(Data entries)

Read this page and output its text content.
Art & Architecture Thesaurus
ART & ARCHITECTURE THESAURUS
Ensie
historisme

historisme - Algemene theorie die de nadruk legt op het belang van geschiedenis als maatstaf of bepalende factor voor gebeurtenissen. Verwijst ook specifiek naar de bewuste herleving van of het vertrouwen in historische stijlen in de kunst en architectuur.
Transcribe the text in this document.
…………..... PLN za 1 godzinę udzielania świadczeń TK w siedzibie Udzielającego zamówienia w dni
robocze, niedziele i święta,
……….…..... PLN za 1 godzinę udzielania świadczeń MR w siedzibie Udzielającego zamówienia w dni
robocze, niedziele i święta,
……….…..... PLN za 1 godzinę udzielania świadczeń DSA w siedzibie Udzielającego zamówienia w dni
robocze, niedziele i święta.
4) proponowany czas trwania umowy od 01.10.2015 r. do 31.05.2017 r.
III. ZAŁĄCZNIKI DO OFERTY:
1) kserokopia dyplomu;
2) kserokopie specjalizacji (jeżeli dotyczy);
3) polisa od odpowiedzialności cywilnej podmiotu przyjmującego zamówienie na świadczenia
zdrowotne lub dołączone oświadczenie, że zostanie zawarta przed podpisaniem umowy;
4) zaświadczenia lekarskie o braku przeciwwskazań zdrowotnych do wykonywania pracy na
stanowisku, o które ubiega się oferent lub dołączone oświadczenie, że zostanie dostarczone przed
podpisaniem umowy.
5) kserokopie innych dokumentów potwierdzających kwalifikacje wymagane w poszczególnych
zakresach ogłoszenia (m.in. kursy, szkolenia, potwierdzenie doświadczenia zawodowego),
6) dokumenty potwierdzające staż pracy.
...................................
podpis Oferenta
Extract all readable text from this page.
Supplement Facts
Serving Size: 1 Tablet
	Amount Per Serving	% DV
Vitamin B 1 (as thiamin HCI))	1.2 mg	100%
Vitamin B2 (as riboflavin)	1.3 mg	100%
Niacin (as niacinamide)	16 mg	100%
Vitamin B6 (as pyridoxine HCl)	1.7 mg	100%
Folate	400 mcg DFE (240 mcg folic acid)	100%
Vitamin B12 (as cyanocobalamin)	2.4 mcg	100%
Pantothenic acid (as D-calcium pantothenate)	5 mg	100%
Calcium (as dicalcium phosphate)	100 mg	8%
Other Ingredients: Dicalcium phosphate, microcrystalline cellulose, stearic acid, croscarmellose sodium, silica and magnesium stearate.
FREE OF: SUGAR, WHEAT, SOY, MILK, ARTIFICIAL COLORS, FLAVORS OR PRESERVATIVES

* * *

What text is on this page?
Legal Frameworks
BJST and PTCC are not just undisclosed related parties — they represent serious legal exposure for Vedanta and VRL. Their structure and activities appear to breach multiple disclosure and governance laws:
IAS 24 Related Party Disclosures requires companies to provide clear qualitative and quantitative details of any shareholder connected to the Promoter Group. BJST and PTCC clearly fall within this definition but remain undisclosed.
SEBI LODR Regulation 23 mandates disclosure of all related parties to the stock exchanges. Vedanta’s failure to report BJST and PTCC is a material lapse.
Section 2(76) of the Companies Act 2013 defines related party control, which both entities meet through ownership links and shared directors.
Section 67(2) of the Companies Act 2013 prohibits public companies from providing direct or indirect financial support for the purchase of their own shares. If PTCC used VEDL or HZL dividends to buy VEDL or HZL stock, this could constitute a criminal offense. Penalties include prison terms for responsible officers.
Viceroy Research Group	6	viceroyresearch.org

==

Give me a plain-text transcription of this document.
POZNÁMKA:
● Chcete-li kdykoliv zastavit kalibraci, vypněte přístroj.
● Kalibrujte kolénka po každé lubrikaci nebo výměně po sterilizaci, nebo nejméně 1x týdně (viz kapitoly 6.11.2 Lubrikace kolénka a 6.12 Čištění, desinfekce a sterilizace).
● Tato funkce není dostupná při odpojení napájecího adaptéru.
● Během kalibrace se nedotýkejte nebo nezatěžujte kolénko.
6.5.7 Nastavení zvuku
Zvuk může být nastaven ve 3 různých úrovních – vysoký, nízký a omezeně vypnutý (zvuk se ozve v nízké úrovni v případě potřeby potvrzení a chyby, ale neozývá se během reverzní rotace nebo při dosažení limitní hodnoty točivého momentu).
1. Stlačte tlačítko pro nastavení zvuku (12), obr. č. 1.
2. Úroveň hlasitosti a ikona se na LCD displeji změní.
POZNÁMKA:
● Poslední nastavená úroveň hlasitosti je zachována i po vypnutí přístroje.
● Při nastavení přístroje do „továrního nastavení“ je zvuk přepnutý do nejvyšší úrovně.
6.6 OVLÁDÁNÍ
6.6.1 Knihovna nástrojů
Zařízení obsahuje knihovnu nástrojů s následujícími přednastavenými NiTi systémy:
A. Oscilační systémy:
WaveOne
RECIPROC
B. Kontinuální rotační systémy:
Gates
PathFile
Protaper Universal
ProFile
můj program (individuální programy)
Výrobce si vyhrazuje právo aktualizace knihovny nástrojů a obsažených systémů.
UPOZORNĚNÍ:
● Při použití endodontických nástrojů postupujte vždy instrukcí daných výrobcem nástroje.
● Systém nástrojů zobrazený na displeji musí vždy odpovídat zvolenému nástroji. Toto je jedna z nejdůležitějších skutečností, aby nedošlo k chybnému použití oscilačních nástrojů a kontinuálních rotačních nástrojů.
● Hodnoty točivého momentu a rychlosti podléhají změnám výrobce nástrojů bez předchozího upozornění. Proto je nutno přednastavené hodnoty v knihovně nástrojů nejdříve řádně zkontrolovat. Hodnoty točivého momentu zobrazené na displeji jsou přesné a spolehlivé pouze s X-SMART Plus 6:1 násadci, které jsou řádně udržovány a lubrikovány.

** AIM OF THE TASK **
Pull out each line of the entries that contains "Group".

** RESULT OF THE EXERCISE **
IAS 24 Related Party Disclosures requires companies to provide clear qualitative and quantitative details of any shareholder connected to the Promoter Group. BJST and PTCC clearly fall within this definition but remain undisclosed.
Viceroy Research Group	6	viceroyresearch.org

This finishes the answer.